• [Work to be completed]:
Find each line with the string "κύνες" and copy it.

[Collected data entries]
○ ○ ○ ○ ○

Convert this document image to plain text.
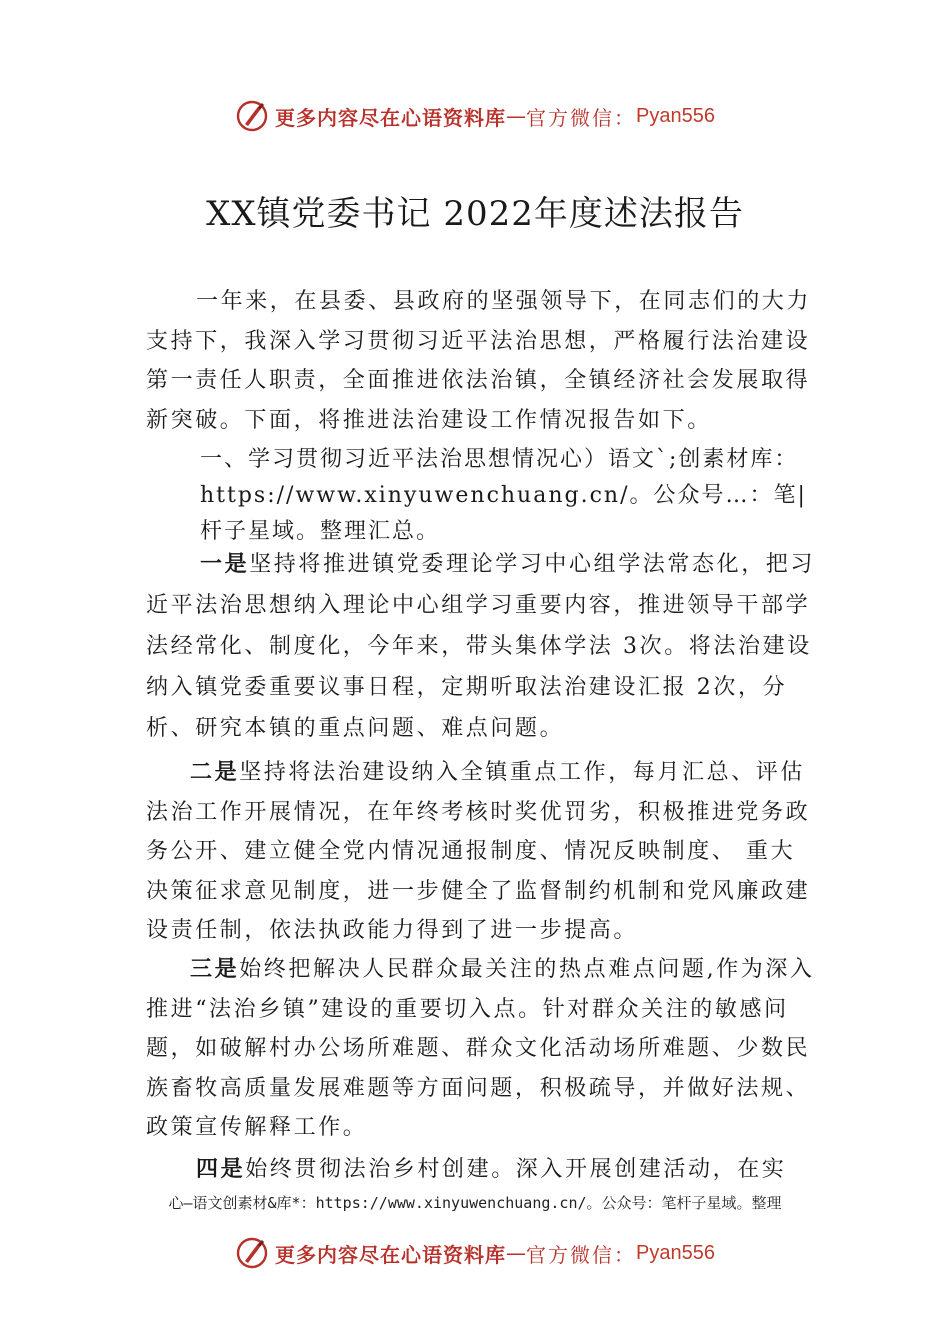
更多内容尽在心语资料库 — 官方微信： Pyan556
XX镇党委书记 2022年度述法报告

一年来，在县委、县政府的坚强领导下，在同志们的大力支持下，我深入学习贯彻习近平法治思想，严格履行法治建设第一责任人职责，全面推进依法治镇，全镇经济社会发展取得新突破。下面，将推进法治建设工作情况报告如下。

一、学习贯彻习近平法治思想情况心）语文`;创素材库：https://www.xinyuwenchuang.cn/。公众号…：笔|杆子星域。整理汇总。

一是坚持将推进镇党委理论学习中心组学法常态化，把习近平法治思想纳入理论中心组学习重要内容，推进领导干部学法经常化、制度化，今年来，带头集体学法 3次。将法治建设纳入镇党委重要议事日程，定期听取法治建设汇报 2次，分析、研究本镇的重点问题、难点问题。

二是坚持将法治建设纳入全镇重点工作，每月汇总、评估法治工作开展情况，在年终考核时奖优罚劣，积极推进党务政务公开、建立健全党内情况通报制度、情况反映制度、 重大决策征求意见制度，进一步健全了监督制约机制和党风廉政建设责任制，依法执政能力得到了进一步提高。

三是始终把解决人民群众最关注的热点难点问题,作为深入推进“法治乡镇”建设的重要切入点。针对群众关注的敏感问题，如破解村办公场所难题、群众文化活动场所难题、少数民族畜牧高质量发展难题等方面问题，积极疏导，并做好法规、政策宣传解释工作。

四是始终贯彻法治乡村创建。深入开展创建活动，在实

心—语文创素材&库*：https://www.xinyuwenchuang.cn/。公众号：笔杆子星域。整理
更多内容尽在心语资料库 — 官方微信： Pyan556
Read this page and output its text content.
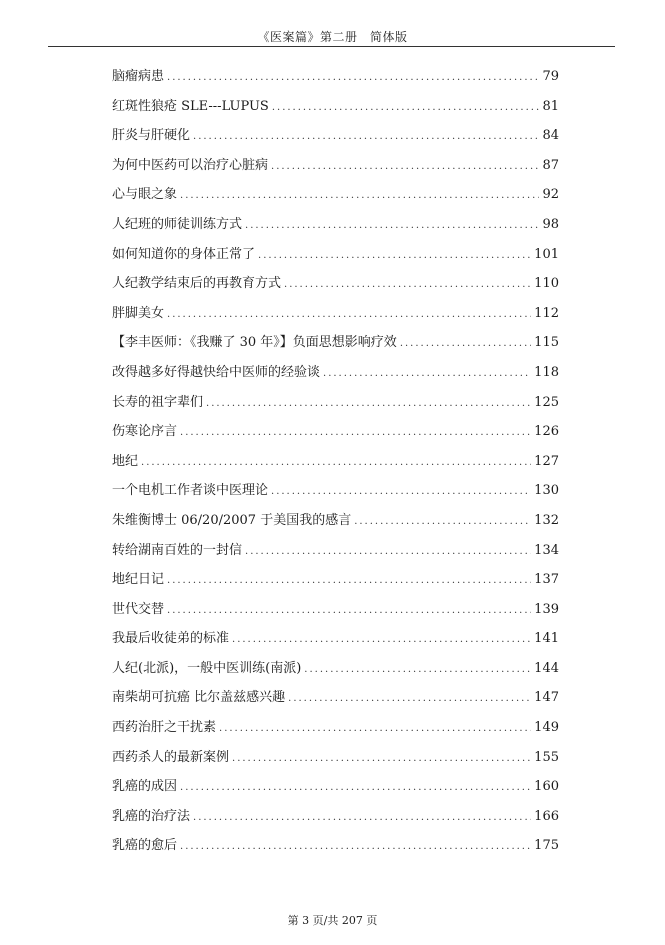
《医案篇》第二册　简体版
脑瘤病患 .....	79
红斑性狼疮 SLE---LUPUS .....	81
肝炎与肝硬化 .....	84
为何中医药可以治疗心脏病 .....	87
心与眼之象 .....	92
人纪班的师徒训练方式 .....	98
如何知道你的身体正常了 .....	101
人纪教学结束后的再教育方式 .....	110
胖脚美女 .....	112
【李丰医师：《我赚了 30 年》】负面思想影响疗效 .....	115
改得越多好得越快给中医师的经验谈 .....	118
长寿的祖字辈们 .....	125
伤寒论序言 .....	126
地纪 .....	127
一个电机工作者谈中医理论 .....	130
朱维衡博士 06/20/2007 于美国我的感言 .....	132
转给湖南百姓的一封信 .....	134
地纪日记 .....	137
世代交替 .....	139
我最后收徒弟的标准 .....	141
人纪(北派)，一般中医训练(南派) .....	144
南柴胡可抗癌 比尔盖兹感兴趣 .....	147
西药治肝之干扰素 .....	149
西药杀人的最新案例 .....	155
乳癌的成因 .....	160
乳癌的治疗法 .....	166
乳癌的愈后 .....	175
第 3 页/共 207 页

○ ○ ○ ○ ○

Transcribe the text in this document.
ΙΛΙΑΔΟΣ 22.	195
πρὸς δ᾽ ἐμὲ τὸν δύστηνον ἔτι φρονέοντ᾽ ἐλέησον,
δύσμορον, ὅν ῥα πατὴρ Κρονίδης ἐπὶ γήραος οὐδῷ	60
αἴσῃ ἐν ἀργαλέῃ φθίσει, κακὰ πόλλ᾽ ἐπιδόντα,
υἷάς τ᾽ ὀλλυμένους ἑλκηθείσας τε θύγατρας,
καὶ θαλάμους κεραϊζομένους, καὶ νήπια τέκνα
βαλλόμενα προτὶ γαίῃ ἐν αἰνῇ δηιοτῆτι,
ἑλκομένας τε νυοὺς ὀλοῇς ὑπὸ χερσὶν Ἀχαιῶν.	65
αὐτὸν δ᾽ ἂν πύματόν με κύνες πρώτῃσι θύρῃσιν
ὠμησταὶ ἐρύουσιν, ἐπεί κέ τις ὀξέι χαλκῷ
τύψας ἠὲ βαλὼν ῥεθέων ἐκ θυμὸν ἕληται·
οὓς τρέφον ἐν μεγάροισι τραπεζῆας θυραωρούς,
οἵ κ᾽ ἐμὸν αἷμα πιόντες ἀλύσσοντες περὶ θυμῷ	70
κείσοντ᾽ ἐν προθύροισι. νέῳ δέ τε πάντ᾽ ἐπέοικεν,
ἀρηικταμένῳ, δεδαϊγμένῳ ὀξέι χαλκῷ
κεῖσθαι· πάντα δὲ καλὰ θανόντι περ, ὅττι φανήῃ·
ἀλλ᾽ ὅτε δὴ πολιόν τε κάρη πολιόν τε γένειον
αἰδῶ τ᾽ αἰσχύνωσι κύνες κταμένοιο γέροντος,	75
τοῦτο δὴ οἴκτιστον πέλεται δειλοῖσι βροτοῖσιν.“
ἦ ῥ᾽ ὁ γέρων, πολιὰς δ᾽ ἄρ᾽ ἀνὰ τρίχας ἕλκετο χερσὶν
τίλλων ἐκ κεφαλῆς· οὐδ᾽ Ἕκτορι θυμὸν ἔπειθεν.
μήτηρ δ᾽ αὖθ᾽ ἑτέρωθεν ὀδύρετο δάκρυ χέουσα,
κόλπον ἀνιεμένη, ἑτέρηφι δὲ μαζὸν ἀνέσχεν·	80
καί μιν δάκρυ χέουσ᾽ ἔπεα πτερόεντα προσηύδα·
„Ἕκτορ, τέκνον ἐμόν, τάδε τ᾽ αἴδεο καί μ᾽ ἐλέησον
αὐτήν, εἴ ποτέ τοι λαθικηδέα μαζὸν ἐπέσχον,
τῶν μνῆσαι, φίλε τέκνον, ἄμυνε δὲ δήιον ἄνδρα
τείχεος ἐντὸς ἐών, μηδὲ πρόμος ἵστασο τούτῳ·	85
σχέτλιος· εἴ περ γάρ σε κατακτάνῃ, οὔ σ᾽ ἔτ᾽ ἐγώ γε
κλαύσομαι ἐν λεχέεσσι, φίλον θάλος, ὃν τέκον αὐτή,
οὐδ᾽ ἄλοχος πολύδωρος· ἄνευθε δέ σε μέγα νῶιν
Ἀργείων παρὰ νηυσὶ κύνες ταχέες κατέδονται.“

○ ○ ○ ○ ○

• [Final result]:
αὐτὸν δ᾽ ἂν πύματόν με κύνες πρώτῃσι θύρῃσιν
αἰδῶ τ᾽ αἰσχύνωσι κύνες κταμένοιο γέροντος,	75
Ἀργείων παρὰ νηυσὶ κύνες ταχέες κατέδονται.“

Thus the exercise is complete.